» Data shown
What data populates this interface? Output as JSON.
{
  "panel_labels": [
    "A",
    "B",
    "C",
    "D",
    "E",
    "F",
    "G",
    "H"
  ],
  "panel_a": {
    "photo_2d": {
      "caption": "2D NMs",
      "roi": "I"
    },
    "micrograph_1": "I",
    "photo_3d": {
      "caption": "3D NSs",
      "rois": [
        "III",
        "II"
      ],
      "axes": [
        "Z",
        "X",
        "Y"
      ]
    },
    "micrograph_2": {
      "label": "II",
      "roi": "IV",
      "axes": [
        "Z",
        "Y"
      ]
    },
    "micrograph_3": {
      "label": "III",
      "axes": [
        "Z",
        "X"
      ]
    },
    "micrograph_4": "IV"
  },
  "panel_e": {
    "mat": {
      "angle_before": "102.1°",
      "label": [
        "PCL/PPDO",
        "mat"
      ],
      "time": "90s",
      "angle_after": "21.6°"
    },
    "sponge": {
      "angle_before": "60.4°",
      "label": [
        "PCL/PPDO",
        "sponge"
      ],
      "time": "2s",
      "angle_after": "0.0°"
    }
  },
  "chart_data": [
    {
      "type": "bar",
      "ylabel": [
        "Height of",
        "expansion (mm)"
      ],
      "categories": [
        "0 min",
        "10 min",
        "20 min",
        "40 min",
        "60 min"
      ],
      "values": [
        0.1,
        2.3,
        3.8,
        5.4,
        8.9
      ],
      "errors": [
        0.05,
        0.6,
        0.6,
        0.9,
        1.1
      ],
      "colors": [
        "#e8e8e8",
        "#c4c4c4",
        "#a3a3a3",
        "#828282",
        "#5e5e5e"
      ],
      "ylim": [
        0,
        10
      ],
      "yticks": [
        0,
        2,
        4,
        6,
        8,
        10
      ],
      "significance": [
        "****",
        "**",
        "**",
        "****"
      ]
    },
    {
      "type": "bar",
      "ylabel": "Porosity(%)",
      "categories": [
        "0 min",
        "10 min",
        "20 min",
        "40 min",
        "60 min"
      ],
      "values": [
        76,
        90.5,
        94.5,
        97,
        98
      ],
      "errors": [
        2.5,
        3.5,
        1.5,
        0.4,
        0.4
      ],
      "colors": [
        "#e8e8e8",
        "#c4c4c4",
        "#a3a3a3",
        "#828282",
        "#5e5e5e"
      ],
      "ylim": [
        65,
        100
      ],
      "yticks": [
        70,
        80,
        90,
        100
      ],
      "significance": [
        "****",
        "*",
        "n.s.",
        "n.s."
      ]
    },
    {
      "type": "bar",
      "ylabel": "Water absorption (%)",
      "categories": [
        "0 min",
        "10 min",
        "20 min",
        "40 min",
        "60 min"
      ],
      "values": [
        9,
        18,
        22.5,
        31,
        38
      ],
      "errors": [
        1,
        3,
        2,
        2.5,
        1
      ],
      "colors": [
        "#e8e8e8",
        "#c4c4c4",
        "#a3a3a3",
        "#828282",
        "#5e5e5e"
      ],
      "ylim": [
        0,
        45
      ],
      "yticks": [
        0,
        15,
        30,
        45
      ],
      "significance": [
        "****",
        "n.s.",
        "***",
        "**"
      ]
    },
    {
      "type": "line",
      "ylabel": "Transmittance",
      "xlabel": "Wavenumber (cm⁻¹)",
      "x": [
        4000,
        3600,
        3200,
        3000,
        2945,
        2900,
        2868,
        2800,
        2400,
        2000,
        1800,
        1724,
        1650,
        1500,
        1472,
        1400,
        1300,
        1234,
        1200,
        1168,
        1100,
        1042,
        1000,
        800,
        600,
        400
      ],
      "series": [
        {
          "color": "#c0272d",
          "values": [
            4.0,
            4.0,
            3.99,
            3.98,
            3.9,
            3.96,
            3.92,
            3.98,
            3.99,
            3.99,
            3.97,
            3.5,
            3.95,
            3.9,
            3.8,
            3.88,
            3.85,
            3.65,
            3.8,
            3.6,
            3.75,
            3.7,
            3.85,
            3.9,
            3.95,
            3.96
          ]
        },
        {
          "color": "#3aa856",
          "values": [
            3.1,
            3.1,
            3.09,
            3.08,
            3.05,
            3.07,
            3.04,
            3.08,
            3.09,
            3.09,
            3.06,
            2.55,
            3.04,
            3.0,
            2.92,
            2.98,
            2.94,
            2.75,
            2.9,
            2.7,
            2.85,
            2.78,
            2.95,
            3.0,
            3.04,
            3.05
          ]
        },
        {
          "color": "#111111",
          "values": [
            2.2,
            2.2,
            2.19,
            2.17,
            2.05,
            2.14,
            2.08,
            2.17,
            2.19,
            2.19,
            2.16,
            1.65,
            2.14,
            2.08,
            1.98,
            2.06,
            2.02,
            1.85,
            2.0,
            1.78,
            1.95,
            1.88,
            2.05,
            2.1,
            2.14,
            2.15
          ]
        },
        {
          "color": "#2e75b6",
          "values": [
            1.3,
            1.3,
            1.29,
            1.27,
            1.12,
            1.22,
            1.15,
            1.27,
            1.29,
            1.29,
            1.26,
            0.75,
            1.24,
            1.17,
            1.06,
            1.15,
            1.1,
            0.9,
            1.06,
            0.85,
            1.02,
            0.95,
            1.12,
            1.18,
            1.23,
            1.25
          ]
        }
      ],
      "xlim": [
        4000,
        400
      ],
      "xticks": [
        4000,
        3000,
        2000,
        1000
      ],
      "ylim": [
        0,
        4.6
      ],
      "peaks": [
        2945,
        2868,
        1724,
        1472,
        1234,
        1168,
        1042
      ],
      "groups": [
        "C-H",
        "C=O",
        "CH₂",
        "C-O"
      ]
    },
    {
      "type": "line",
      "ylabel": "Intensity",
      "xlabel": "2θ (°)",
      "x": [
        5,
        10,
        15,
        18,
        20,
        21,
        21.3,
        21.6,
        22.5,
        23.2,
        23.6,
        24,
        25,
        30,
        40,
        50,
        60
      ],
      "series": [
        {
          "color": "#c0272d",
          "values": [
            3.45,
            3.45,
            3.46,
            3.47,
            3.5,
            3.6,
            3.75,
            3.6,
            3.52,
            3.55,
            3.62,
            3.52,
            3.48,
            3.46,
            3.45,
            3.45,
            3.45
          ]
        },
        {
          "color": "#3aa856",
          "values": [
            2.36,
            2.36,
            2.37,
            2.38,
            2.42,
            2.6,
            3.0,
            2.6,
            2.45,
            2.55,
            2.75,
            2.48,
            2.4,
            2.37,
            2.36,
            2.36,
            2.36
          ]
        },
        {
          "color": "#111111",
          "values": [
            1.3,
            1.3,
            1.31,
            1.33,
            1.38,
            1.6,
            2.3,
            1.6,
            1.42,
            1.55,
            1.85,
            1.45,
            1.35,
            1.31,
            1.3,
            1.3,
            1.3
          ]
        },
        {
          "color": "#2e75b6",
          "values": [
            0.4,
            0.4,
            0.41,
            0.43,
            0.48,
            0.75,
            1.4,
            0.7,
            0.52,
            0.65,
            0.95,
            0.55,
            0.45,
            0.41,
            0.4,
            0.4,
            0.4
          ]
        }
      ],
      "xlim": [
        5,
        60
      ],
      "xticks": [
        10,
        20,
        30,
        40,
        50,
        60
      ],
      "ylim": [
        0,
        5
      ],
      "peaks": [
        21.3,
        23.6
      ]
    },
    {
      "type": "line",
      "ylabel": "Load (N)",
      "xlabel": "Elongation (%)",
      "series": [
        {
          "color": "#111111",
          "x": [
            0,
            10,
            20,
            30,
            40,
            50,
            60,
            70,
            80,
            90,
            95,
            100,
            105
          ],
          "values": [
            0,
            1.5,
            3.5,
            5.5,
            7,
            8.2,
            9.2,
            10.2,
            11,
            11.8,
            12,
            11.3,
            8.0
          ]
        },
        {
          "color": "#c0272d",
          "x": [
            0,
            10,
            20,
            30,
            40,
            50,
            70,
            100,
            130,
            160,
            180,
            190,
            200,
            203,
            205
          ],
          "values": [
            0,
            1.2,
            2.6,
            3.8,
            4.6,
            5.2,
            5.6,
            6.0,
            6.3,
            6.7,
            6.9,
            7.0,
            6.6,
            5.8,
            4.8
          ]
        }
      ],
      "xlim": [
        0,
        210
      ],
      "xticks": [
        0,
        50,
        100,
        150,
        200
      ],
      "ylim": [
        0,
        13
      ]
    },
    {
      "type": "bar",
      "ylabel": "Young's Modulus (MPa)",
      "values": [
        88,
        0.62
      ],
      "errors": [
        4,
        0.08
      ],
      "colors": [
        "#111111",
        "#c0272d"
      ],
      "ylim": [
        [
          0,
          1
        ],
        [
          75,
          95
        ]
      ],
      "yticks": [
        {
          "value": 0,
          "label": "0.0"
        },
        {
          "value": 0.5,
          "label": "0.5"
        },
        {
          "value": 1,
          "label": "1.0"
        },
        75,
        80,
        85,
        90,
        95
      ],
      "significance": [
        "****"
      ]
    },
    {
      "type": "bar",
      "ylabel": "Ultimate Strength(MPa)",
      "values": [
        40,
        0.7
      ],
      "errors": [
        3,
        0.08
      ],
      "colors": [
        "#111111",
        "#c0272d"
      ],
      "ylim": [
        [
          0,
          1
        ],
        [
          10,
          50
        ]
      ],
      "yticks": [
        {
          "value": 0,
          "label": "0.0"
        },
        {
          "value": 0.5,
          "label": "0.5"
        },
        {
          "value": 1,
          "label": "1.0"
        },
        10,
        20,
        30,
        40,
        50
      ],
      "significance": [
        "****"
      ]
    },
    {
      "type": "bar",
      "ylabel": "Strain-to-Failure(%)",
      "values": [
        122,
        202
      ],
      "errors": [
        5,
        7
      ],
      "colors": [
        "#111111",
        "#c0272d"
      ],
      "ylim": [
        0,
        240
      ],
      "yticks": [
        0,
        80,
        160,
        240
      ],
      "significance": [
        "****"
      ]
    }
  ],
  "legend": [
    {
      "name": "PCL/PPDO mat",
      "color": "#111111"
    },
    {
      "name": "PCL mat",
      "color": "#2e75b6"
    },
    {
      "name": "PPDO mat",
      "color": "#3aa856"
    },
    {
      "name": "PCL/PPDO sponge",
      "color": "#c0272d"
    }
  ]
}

» Task goal
Pull every line containing the word "xlabel" out of the material and copy it.

» Answer below
      "xlabel": "Wavenumber (cm⁻¹)",
      "xlabel": "2θ (°)",
      "xlabel": "Elongation (%)",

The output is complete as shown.